▶ **SET PROBLEM**
Return the listing word for word, as given.

▶ **EXTRACTED MATERIAL**
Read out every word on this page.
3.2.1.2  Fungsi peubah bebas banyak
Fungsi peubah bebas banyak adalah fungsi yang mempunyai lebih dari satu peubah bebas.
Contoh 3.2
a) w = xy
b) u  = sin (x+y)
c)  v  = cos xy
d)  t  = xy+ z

▶ **TASK SOLUTION**
Read out every word on this page.
3.2.1.2  Fungsi peubah bebas banyak
Fungsi peubah bebas banyak adalah fungsi yang mempunyai lebih dari satu peubah bebas.
Contoh 3.2
a) w = xy
b) u  = sin (x+y)
c)  v  = cos xy
d)  t  = xy+ z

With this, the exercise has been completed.